> _What you have to do_
Scan the data for lines with "this" and report the count by itself.

▬▬▬▬▬▬

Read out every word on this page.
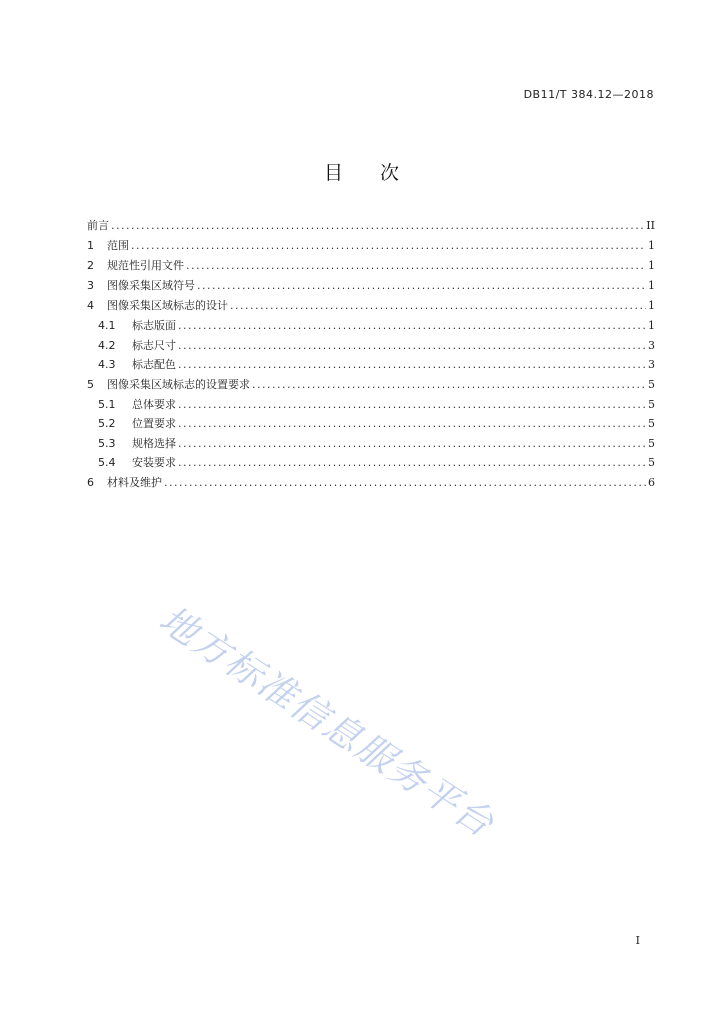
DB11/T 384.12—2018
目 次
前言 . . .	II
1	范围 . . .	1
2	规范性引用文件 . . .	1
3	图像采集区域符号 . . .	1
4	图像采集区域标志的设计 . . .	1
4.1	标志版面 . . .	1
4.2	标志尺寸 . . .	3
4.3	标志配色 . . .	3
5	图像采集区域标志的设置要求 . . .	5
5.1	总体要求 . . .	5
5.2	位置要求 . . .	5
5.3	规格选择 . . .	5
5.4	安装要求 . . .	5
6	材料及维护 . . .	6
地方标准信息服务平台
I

▬▬▬▬▬▬

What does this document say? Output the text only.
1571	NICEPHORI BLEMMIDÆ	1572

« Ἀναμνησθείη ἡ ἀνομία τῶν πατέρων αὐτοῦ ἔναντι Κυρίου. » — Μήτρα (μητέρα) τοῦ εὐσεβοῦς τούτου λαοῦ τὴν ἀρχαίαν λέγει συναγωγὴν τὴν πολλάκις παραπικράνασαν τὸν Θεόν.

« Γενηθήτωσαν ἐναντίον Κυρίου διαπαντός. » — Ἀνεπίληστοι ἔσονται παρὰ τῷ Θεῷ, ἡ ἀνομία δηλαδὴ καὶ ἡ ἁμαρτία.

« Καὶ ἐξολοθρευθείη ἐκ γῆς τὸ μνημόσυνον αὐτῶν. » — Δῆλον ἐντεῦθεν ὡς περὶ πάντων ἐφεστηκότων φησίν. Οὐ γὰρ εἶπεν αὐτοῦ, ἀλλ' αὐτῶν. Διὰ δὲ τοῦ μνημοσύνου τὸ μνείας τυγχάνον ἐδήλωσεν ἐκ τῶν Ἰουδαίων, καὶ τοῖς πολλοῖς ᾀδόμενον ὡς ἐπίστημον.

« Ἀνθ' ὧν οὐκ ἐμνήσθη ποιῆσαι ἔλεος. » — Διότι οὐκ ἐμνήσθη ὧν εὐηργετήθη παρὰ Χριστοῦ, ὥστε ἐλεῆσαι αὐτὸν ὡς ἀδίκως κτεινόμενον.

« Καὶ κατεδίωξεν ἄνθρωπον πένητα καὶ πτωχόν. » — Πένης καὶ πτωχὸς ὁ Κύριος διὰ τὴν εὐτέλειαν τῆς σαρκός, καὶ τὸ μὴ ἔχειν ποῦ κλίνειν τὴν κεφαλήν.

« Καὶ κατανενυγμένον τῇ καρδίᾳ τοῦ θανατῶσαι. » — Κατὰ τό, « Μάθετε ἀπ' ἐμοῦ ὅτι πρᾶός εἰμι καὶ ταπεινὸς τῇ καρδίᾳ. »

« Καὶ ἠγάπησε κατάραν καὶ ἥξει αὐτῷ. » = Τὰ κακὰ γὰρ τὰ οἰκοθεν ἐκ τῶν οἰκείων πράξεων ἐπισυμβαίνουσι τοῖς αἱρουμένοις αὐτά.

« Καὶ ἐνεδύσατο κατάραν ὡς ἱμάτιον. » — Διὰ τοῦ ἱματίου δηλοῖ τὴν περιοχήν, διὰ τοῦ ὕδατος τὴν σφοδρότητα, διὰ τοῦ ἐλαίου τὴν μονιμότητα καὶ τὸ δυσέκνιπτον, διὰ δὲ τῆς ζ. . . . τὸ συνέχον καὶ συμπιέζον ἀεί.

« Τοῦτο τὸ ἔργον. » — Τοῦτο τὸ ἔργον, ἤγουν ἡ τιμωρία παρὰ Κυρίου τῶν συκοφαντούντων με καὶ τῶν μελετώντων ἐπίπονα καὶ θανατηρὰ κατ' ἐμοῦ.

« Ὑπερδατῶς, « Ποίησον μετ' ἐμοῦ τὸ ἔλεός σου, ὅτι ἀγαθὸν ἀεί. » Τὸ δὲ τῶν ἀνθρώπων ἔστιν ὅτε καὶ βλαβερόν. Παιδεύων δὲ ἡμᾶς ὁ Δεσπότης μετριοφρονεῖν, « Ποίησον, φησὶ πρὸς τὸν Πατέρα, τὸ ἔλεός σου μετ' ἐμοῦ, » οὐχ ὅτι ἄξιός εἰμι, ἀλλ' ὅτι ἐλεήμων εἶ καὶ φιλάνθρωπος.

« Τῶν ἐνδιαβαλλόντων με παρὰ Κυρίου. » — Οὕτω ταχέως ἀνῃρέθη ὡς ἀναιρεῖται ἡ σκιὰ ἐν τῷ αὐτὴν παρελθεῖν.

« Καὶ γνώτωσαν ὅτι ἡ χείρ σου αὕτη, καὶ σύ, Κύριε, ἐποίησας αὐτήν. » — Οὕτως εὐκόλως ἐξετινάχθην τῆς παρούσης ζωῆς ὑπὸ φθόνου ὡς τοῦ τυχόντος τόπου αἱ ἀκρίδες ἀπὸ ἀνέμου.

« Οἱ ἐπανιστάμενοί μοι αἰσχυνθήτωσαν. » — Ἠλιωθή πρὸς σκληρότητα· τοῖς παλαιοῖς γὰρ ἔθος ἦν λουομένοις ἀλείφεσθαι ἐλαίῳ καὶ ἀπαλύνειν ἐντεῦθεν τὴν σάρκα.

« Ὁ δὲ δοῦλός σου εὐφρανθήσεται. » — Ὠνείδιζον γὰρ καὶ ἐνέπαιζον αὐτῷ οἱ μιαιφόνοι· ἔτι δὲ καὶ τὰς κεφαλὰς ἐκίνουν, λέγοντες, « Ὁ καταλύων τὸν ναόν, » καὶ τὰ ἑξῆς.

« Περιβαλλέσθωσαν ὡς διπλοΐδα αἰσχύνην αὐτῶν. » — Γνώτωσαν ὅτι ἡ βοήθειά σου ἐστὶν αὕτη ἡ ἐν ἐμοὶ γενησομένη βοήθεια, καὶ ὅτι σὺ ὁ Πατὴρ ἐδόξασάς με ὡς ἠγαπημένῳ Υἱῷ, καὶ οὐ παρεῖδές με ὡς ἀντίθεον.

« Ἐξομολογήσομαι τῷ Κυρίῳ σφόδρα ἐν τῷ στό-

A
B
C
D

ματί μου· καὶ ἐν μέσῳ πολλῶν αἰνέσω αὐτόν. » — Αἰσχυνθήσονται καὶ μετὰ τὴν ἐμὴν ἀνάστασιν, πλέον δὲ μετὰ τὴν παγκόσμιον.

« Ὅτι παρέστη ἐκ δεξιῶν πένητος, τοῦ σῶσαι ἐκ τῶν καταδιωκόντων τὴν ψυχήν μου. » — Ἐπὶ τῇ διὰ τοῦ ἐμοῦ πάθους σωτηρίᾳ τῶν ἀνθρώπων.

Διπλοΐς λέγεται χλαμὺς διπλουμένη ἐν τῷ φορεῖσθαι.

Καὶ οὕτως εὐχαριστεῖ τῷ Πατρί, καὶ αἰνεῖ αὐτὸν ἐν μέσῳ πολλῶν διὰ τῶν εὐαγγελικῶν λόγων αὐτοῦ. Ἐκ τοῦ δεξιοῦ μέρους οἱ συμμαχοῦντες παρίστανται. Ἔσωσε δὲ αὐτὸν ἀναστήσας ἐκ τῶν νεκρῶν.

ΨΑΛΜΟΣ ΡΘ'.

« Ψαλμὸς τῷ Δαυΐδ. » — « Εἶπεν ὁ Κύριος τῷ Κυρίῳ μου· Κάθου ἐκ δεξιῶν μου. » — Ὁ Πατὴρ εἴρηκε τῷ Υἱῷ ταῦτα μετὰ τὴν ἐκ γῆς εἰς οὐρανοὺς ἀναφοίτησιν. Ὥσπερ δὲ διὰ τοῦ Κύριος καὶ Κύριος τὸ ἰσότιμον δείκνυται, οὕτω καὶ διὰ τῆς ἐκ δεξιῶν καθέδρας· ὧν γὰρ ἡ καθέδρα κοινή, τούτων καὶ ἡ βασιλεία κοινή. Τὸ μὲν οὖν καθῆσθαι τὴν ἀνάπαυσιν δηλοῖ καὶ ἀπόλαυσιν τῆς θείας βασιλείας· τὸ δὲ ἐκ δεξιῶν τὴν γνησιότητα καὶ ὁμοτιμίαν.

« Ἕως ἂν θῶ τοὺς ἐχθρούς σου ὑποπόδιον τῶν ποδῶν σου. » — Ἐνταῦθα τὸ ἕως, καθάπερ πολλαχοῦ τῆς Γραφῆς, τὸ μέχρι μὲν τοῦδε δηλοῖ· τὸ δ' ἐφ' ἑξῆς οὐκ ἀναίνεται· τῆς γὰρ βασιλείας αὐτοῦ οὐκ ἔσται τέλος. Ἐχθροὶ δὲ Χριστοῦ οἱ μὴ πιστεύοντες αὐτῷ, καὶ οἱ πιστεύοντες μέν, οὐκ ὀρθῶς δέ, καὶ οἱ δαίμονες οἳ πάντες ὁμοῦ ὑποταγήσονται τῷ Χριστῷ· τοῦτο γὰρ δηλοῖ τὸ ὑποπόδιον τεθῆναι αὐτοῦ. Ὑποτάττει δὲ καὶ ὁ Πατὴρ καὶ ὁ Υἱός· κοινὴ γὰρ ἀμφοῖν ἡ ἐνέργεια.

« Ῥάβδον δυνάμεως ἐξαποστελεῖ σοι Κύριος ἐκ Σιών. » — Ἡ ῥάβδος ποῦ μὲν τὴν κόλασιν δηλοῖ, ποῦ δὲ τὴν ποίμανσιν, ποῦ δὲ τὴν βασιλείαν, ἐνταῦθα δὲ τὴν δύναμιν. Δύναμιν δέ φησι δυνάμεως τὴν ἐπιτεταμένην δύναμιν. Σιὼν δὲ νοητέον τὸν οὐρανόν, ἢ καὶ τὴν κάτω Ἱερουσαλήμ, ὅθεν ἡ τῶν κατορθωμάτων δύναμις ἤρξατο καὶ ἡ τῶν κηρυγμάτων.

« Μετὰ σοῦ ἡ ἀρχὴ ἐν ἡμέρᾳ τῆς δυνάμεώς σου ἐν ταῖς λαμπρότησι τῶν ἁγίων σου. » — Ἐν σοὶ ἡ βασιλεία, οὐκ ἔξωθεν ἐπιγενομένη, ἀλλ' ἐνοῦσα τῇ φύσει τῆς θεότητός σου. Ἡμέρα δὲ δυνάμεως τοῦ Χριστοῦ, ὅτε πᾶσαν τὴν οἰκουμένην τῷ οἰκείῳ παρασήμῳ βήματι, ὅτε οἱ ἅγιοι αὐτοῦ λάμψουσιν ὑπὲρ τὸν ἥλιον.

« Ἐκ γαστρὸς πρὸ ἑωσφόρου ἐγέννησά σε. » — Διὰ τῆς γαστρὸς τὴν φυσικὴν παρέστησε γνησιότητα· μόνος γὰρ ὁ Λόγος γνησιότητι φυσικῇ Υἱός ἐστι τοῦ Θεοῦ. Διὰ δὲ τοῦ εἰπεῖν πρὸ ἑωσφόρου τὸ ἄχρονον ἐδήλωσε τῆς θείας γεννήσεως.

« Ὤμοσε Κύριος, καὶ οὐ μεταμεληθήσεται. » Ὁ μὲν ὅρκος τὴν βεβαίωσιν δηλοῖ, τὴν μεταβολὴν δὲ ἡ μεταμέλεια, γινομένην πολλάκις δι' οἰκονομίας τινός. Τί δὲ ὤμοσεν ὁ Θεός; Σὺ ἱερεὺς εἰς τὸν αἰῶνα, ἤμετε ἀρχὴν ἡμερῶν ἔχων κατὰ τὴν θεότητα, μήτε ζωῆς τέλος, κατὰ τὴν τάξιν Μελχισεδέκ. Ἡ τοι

▬▬▬▬▬▬

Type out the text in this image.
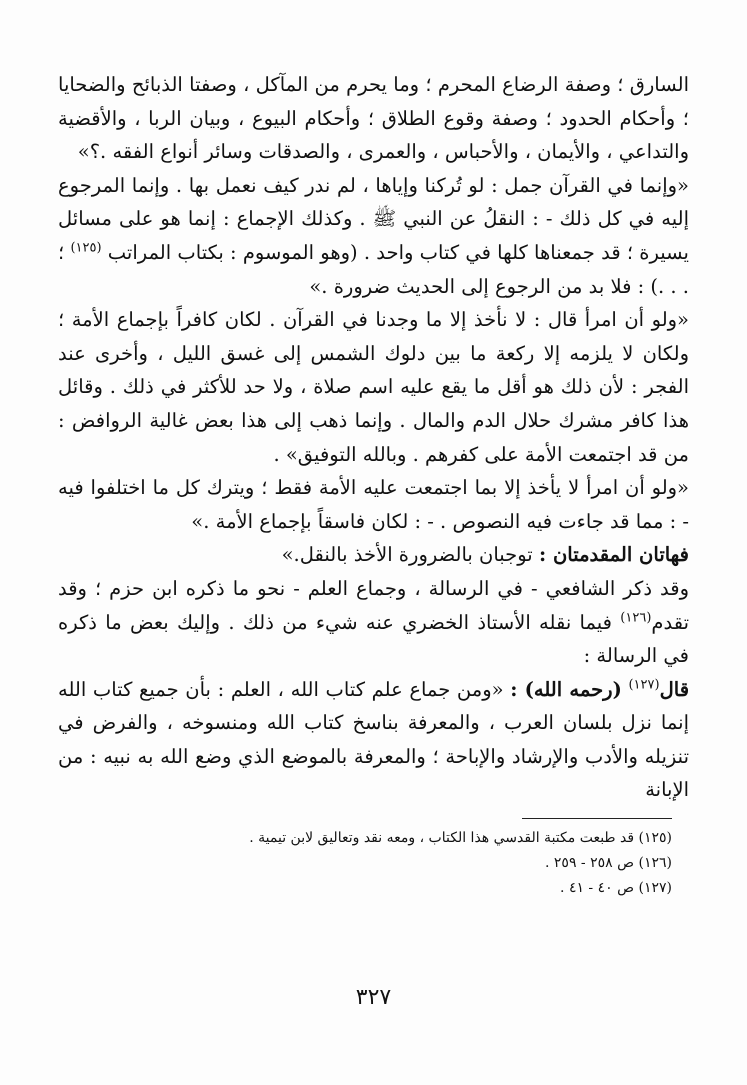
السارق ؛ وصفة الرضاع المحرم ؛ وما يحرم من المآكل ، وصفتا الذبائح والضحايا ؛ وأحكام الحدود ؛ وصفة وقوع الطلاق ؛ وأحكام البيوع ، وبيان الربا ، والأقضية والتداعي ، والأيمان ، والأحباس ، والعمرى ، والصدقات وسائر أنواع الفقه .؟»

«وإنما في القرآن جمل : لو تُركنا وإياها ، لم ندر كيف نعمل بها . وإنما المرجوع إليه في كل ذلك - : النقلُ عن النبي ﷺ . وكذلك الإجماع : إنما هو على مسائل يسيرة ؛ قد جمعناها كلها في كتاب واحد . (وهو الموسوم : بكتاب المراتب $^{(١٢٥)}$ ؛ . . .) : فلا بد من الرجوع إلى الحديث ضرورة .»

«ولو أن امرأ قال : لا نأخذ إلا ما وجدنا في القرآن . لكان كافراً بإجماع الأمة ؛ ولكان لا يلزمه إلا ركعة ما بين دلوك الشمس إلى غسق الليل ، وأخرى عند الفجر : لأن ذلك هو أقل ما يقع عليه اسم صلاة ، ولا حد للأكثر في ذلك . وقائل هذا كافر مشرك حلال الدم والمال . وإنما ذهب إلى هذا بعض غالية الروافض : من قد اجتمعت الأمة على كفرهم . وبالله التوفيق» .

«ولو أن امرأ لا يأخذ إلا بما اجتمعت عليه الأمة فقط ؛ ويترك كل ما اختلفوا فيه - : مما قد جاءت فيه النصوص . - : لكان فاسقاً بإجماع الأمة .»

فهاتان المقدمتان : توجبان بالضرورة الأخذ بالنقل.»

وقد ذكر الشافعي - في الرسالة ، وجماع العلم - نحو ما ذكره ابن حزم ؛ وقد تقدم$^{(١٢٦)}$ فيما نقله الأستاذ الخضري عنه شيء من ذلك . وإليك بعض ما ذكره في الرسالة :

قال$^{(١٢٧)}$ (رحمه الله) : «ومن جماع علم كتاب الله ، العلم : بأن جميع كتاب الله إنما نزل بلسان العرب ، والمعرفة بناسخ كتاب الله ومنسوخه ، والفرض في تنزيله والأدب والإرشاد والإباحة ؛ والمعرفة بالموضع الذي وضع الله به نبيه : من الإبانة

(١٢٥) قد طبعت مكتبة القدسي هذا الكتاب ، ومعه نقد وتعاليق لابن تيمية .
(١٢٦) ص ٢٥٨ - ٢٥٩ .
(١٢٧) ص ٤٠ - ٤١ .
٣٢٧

▬▬▬▬▬▬

> _Worked solution_
3